● YOUR GOAL:
Go through the entries and say how many lines contain the string "name". The number is the whole answer.

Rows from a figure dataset

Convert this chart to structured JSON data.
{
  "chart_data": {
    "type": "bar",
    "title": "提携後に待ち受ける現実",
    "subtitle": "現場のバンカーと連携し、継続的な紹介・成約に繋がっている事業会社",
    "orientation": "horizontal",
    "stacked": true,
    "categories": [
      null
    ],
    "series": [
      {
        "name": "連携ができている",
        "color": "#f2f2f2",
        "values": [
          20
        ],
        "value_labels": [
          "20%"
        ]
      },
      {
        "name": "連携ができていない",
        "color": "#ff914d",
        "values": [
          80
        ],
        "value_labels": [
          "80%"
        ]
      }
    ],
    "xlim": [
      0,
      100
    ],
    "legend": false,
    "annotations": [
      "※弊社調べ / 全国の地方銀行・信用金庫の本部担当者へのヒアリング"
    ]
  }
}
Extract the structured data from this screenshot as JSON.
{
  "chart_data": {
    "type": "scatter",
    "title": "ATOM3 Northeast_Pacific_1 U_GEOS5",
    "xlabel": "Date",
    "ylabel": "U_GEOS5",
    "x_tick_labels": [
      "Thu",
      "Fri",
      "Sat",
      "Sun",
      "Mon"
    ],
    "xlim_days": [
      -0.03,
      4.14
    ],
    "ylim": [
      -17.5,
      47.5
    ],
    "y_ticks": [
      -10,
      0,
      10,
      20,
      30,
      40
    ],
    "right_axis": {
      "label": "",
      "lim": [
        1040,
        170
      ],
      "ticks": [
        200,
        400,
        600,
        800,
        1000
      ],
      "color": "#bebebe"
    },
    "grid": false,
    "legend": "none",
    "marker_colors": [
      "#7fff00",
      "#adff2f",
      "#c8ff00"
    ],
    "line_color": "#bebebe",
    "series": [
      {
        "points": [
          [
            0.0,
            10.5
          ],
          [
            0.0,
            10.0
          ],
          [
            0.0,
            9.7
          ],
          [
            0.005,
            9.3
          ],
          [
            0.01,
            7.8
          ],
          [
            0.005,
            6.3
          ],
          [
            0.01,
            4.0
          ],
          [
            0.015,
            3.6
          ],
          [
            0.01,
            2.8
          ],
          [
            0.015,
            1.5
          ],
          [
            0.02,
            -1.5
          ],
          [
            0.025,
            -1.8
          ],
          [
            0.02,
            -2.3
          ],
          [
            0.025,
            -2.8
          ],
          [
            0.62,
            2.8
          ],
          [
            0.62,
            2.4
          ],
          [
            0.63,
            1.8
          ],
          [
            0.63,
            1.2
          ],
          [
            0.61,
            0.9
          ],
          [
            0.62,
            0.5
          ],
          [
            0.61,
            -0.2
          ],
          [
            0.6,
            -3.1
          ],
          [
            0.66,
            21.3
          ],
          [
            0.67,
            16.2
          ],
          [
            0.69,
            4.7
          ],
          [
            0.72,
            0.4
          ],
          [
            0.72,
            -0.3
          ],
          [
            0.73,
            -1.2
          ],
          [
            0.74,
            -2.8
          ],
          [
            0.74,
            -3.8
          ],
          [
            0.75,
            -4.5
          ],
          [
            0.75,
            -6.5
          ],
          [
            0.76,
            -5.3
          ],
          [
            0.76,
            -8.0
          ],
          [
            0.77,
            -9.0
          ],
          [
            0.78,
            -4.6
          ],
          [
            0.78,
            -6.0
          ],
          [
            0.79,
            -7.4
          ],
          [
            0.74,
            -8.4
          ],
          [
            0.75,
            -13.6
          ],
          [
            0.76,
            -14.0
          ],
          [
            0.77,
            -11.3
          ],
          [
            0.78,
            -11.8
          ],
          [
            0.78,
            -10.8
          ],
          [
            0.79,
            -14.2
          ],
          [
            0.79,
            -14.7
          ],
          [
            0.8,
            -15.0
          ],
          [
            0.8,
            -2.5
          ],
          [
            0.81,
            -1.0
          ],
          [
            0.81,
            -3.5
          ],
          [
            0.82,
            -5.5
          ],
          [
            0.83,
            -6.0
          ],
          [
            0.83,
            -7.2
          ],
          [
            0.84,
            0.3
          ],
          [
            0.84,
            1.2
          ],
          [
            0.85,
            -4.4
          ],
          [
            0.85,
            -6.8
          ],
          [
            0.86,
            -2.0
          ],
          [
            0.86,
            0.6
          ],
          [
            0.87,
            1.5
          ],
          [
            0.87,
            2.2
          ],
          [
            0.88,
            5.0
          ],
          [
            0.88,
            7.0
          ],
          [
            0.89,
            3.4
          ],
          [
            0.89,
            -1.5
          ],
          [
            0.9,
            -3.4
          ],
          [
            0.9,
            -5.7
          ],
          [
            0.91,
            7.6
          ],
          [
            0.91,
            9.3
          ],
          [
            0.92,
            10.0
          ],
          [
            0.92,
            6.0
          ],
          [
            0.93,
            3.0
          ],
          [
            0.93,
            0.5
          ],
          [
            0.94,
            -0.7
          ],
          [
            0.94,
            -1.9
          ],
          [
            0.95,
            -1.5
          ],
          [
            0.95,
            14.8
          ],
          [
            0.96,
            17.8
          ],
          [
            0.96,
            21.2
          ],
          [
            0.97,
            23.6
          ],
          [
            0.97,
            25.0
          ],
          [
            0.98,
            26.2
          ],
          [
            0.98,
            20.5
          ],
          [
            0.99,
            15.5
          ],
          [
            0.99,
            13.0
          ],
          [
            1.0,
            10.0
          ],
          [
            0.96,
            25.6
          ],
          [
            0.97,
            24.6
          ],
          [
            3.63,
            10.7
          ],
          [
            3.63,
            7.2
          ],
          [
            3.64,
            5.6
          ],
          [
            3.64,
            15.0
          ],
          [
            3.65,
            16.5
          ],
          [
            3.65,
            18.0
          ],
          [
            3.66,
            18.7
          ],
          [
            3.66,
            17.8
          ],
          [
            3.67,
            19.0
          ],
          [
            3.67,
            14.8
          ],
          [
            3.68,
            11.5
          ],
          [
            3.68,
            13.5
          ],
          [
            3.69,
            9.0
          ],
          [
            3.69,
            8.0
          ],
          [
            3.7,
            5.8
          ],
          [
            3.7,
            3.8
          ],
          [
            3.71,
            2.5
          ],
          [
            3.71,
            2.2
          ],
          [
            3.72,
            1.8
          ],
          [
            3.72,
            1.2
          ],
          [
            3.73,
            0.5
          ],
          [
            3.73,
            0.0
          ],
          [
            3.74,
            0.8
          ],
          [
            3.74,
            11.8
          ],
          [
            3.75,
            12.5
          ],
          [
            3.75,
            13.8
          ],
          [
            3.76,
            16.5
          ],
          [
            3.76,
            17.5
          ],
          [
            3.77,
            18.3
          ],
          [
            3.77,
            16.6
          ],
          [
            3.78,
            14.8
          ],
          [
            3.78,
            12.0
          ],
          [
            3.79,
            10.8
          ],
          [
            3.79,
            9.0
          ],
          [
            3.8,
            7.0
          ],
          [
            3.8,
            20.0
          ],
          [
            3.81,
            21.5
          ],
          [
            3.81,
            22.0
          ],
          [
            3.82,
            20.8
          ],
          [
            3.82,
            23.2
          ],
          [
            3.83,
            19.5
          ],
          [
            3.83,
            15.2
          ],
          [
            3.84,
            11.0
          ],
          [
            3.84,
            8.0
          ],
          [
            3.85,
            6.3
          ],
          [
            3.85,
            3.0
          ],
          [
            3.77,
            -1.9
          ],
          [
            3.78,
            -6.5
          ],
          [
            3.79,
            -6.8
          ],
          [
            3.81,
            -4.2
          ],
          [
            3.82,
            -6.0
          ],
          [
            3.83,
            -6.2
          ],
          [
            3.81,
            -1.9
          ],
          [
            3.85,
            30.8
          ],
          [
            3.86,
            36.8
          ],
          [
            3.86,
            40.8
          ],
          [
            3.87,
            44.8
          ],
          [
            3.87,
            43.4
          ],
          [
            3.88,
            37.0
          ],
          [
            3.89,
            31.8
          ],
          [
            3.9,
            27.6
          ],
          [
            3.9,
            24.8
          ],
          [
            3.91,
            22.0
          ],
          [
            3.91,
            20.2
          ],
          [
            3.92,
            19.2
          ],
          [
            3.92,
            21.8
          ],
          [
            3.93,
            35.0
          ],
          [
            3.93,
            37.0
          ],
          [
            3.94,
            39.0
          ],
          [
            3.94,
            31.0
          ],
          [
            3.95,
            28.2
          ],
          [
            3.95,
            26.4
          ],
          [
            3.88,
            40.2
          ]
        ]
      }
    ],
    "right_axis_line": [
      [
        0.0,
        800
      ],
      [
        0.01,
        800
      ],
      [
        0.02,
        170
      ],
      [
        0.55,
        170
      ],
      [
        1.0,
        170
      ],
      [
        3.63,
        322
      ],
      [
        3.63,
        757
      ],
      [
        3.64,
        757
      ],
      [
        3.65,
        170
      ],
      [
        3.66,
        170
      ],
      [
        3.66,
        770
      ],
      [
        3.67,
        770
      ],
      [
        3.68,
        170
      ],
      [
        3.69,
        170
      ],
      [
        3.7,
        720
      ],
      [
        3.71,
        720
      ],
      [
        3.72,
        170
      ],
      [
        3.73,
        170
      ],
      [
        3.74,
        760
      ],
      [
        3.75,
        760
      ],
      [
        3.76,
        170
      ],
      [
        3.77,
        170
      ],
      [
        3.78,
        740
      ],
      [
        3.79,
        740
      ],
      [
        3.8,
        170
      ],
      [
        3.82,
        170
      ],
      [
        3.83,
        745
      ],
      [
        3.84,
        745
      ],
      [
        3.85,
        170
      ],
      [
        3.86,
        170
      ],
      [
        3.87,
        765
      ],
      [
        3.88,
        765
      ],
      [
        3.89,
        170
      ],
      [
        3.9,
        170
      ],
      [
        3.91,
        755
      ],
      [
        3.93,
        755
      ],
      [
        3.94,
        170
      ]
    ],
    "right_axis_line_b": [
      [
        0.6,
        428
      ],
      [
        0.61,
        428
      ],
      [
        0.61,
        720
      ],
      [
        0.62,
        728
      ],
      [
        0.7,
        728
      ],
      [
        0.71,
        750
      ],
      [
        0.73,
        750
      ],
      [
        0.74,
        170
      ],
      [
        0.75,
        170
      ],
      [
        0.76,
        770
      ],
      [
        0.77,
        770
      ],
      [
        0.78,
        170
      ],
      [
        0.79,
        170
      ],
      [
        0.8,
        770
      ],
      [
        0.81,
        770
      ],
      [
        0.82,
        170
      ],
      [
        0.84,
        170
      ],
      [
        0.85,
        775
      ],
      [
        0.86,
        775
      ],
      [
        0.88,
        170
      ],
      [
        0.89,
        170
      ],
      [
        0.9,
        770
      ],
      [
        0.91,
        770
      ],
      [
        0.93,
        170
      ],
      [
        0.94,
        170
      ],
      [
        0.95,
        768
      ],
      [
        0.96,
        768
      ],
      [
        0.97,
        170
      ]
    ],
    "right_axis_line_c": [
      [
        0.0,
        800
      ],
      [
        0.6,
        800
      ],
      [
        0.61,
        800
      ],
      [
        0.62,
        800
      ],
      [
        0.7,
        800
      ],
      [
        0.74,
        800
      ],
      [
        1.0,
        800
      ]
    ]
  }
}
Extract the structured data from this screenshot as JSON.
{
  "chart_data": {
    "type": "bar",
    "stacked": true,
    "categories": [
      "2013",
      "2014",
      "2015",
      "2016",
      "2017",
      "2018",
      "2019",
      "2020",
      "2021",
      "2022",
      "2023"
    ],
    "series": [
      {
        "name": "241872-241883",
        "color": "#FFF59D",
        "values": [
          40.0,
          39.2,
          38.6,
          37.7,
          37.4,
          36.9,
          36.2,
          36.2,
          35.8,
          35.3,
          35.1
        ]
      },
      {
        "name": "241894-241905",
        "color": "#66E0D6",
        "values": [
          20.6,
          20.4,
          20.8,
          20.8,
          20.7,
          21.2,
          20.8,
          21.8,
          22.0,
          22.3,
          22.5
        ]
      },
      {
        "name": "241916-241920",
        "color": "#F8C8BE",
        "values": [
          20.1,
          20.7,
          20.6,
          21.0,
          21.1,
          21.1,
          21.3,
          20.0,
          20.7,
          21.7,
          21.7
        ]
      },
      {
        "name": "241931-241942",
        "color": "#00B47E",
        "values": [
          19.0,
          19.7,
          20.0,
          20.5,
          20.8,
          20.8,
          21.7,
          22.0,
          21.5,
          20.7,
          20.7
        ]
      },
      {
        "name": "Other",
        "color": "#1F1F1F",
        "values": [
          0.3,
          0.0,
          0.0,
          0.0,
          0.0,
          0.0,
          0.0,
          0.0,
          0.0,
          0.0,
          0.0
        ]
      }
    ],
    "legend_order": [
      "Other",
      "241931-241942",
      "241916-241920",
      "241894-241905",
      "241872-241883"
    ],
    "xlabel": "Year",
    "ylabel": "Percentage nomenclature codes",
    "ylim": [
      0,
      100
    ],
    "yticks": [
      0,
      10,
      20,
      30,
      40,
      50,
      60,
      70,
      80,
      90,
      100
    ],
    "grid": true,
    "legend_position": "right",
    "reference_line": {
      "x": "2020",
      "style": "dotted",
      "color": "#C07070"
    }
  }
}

● WORKED SOLUTION:
7